_THE REQUEST:_ Make an exact copy of all the entries, with the pictures left out.

(Stored dataset items)
# # # #

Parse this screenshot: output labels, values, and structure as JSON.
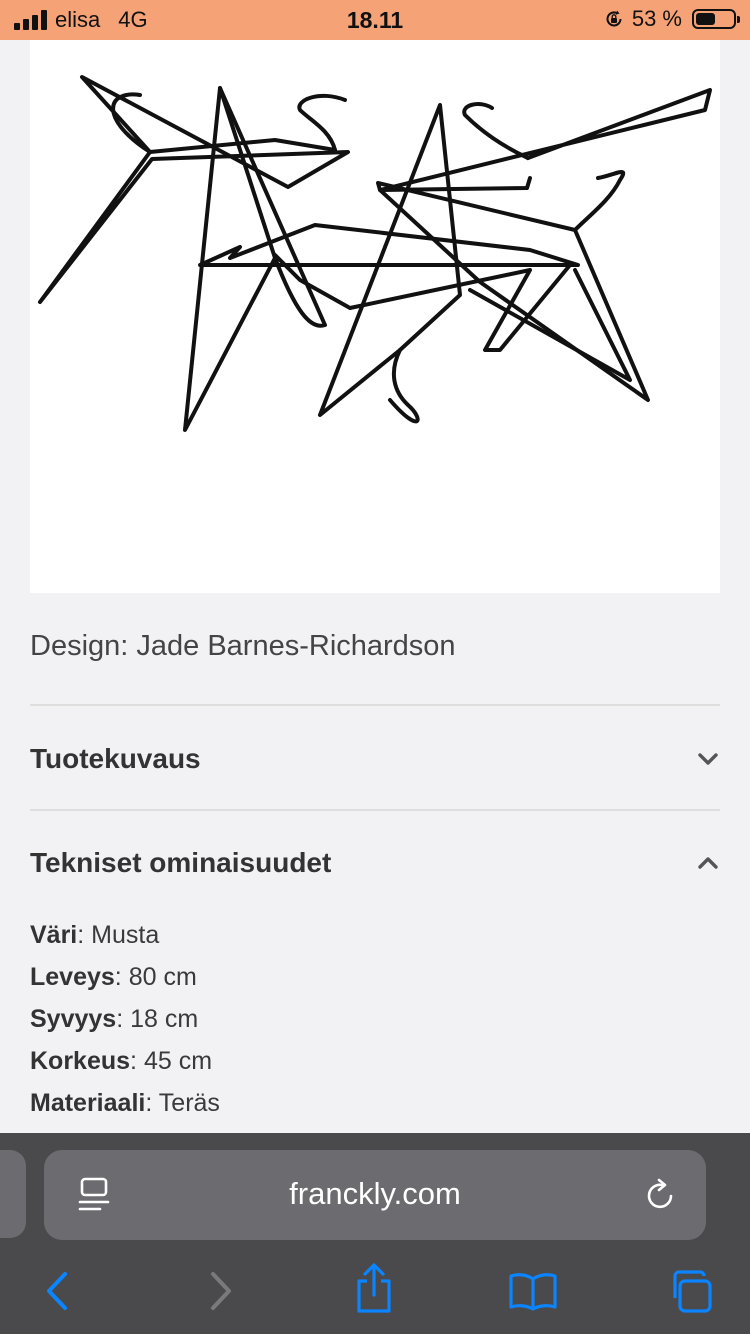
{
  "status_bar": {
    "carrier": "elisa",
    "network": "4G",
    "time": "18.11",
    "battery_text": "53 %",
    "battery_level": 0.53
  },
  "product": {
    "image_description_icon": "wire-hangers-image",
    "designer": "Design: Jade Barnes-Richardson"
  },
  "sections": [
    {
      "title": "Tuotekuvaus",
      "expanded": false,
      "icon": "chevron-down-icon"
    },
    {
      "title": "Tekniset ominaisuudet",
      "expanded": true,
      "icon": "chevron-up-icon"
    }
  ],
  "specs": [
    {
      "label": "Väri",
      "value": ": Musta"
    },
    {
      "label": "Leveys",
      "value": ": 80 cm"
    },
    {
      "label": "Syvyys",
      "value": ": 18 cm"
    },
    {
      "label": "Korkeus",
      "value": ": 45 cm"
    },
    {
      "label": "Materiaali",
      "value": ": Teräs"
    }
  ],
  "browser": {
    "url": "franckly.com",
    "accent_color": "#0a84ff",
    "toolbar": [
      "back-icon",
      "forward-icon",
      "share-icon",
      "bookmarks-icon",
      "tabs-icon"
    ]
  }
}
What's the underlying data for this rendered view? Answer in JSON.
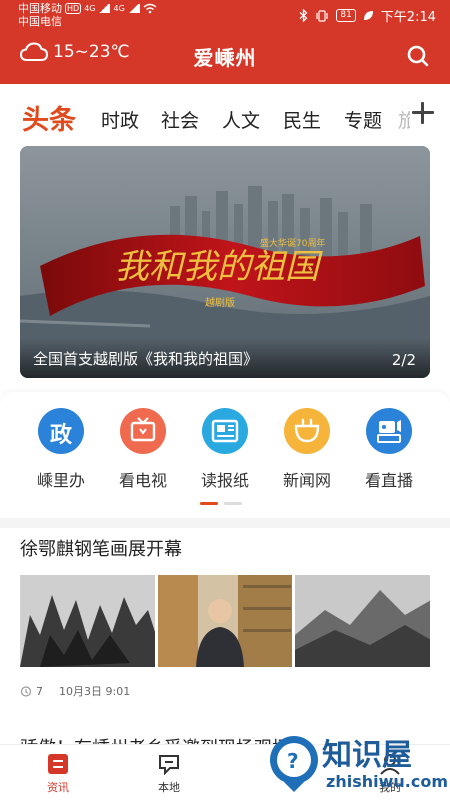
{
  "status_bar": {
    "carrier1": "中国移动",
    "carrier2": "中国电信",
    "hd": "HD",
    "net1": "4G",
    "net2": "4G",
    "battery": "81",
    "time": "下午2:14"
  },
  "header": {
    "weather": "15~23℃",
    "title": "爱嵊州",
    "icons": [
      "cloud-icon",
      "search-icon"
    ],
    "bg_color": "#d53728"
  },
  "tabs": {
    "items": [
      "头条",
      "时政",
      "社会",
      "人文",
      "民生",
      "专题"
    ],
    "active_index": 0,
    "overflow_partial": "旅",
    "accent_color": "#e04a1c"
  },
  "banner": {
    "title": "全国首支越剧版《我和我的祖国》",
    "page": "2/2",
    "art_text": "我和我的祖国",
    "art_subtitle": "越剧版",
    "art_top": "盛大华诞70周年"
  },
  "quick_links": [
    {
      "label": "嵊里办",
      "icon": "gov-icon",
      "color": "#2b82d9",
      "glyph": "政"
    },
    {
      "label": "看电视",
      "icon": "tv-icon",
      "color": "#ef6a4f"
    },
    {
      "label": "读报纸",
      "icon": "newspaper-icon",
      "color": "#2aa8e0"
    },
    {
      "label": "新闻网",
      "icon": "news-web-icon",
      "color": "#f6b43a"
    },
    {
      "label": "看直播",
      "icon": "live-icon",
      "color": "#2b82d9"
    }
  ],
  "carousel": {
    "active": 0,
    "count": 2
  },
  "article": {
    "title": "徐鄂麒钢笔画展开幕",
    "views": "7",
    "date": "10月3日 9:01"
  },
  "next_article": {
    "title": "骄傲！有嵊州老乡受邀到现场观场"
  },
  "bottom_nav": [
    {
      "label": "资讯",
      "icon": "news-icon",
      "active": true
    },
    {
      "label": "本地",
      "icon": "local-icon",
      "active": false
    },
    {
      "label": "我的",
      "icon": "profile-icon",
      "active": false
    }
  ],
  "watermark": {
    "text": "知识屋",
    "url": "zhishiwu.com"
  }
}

# # # #

_SOLUTION TO THE PROBLEM:_
Parse this screenshot: output labels, values, and structure as JSON.
{
  "status_bar": {
    "carrier": "elisa",
    "network": "4G",
    "time": "18.11",
    "battery_text": "53 %",
    "battery_level": 0.53
  },
  "product": {
    "image_description_icon": "wire-hangers-image",
    "designer": "Design: Jade Barnes-Richardson"
  },
  "sections": [
    {
      "title": "Tuotekuvaus",
      "expanded": false,
      "icon": "chevron-down-icon"
    },
    {
      "title": "Tekniset ominaisuudet",
      "expanded": true,
      "icon": "chevron-up-icon"
    }
  ],
  "specs": [
    {
      "label": "Väri",
      "value": ": Musta"
    },
    {
      "label": "Leveys",
      "value": ": 80 cm"
    },
    {
      "label": "Syvyys",
      "value": ": 18 cm"
    },
    {
      "label": "Korkeus",
      "value": ": 45 cm"
    },
    {
      "label": "Materiaali",
      "value": ": Teräs"
    }
  ],
  "browser": {
    "url": "franckly.com",
    "accent_color": "#0a84ff",
    "toolbar": [
      "back-icon",
      "forward-icon",
      "share-icon",
      "bookmarks-icon",
      "tabs-icon"
    ]
  }
}
What's the underlying data for this rendered view? Answer in JSON.
{
  "status_bar": {
    "carrier1": "中国移动",
    "carrier2": "中国电信",
    "hd": "HD",
    "net1": "4G",
    "net2": "4G",
    "battery": "81",
    "time": "下午2:14"
  },
  "header": {
    "weather": "15~23℃",
    "title": "爱嵊州",
    "icons": [
      "cloud-icon",
      "search-icon"
    ],
    "bg_color": "#d53728"
  },
  "tabs": {
    "items": [
      "头条",
      "时政",
      "社会",
      "人文",
      "民生",
      "专题"
    ],
    "active_index": 0,
    "overflow_partial": "旅",
    "accent_color": "#e04a1c"
  },
  "banner": {
    "title": "全国首支越剧版《我和我的祖国》",
    "page": "2/2",
    "art_text": "我和我的祖国",
    "art_subtitle": "越剧版",
    "art_top": "盛大华诞70周年"
  },
  "quick_links": [
    {
      "label": "嵊里办",
      "icon": "gov-icon",
      "color": "#2b82d9",
      "glyph": "政"
    },
    {
      "label": "看电视",
      "icon": "tv-icon",
      "color": "#ef6a4f"
    },
    {
      "label": "读报纸",
      "icon": "newspaper-icon",
      "color": "#2aa8e0"
    },
    {
      "label": "新闻网",
      "icon": "news-web-icon",
      "color": "#f6b43a"
    },
    {
      "label": "看直播",
      "icon": "live-icon",
      "color": "#2b82d9"
    }
  ],
  "carousel": {
    "active": 0,
    "count": 2
  },
  "article": {
    "title": "徐鄂麒钢笔画展开幕",
    "views": "7",
    "date": "10月3日 9:01"
  },
  "next_article": {
    "title": "骄傲！有嵊州老乡受邀到现场观场"
  },
  "bottom_nav": [
    {
      "label": "资讯",
      "icon": "news-icon",
      "active": true
    },
    {
      "label": "本地",
      "icon": "local-icon",
      "active": false
    },
    {
      "label": "我的",
      "icon": "profile-icon",
      "active": false
    }
  ],
  "watermark": {
    "text": "知识屋",
    "url": "zhishiwu.com"
  }
}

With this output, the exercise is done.